## [Problem description]
Repeat each entry as written, dropping any picture you find.

## [Collection entries]
######

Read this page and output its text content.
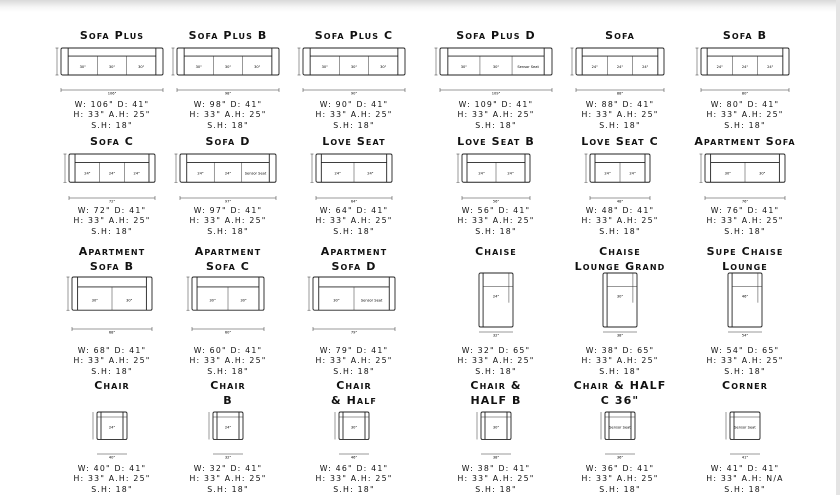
Sofa Plus
W: 106" D: 41"
H: 33" A.H: 25"
S.H: 18"
30"	30"	30"
106"
Sofa Plus B
W: 98" D: 41"
H: 33" A.H: 25"
S.H: 18"
30"	30"	30"
98"
Sofa Plus C
W: 90" D: 41"
H: 33" A.H: 25"
S.H: 18"
30"	30"	30"
90"
Sofa Plus D
W: 109" D: 41"
H: 33" A.H: 25"
S.H: 18"
30"	30"	Sensor Seat
109"
Sofa
W: 88" D: 41"
H: 33" A.H: 25"
S.H: 18"
24"	24"	24"
88"
Sofa B
W: 80" D: 41"
H: 33" A.H: 25"
S.H: 18"
24"	24"	24"
80"
Sofa C
W: 72" D: 41"
H: 33" A.H: 25"
S.H: 18"
24"	24"	24"
72"
Sofa D
W: 97" D: 41"
H: 33" A.H: 25"
S.H: 18"
24"	24"	Sensor Seat
97"
Love Seat
W: 64" D: 41"
H: 33" A.H: 25"
S.H: 18"
24"	24"
64"
Love Seat B
W: 56" D: 41"
H: 33" A.H: 25"
S.H: 18"
24"	24"
56"
Love Seat C
W: 48" D: 41"
H: 33" A.H: 25"
S.H: 18"
24"	24"
48"
Apartment Sofa
W: 76" D: 41"
H: 33" A.H: 25"
S.H: 18"
30"	30"
76"
Apartment
Sofa B
W: 68" D: 41"
H: 33" A.H: 25"
S.H: 18"
30"	30"
68"
Apartment
Sofa C
W: 60" D: 41"
H: 33" A.H: 25"
S.H: 18"
30"	30"
60"
Apartment
Sofa D
W: 79" D: 41"
H: 33" A.H: 25"
S.H: 18"
30"	Sensor Seat
79"
Chaise
W: 32" D: 65"
H: 33" A.H: 25"
S.H: 18"
24"
32"
Chaise
Lounge Grand
W: 38" D: 65"
H: 33" A.H: 25"
S.H: 18"
30"
38"
Supe Chaise
Lounge
W: 54" D: 65"
H: 33" A.H: 25"
S.H: 18"
46"
54"
Chair
W: 40" D: 41"
H: 33" A.H: 25"
S.H: 18"
24"
40"
Chair
B
W: 32" D: 41"
H: 33" A.H: 25"
S.H: 18"
24"
32"
Chair
& Half
W: 46" D: 41"
H: 33" A.H: 25"
S.H: 18"
30"
46"
Chair &
HALF B
W: 38" D: 41"
H: 33" A.H: 25"
S.H: 18"
30"
38"
Chair & HALF
C 36"
W: 36" D: 41"
H: 33" A.H: 25"
S.H: 18"
Sensor Seat
36"
Corner
W: 41" D: 41"
H: 33" A.H: N/A
S.H: 18"
Sensor Seat
41"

######

## [Reply to the task]
Read this page and output its text content.
Sofa Plus
W: 106" D: 41"
H: 33" A.H: 25"
S.H: 18"
30"	30"	30"
106"
Sofa Plus B
W: 98" D: 41"
H: 33" A.H: 25"
S.H: 18"
30"	30"	30"
98"
Sofa Plus C
W: 90" D: 41"
H: 33" A.H: 25"
S.H: 18"
30"	30"	30"
90"
Sofa Plus D
W: 109" D: 41"
H: 33" A.H: 25"
S.H: 18"
30"	30"	Sensor Seat
109"
Sofa
W: 88" D: 41"
H: 33" A.H: 25"
S.H: 18"
24"	24"	24"
88"
Sofa B
W: 80" D: 41"
H: 33" A.H: 25"
S.H: 18"
24"	24"	24"
80"
Sofa C
W: 72" D: 41"
H: 33" A.H: 25"
S.H: 18"
24"	24"	24"
72"
Sofa D
W: 97" D: 41"
H: 33" A.H: 25"
S.H: 18"
24"	24"	Sensor Seat
97"
Love Seat
W: 64" D: 41"
H: 33" A.H: 25"
S.H: 18"
24"	24"
64"
Love Seat B
W: 56" D: 41"
H: 33" A.H: 25"
S.H: 18"
24"	24"
56"
Love Seat C
W: 48" D: 41"
H: 33" A.H: 25"
S.H: 18"
24"	24"
48"
Apartment Sofa
W: 76" D: 41"
H: 33" A.H: 25"
S.H: 18"
30"	30"
76"
Apartment
Sofa B
W: 68" D: 41"
H: 33" A.H: 25"
S.H: 18"
30"	30"
68"
Apartment
Sofa C
W: 60" D: 41"
H: 33" A.H: 25"
S.H: 18"
30"	30"
60"
Apartment
Sofa D
W: 79" D: 41"
H: 33" A.H: 25"
S.H: 18"
30"	Sensor Seat
79"
Chaise
W: 32" D: 65"
H: 33" A.H: 25"
S.H: 18"
24"
32"
Chaise
Lounge Grand
W: 38" D: 65"
H: 33" A.H: 25"
S.H: 18"
30"
38"
Supe Chaise
Lounge
W: 54" D: 65"
H: 33" A.H: 25"
S.H: 18"
46"
54"
Chair
W: 40" D: 41"
H: 33" A.H: 25"
S.H: 18"
24"
40"
Chair
B
W: 32" D: 41"
H: 33" A.H: 25"
S.H: 18"
24"
32"
Chair
& Half
W: 46" D: 41"
H: 33" A.H: 25"
S.H: 18"
30"
46"
Chair &
HALF B
W: 38" D: 41"
H: 33" A.H: 25"
S.H: 18"
30"
38"
Chair & HALF
C 36"
W: 36" D: 41"
H: 33" A.H: 25"
S.H: 18"
Sensor Seat
36"
Corner
W: 41" D: 41"
H: 33" A.H: N/A
S.H: 18"
Sensor Seat
41"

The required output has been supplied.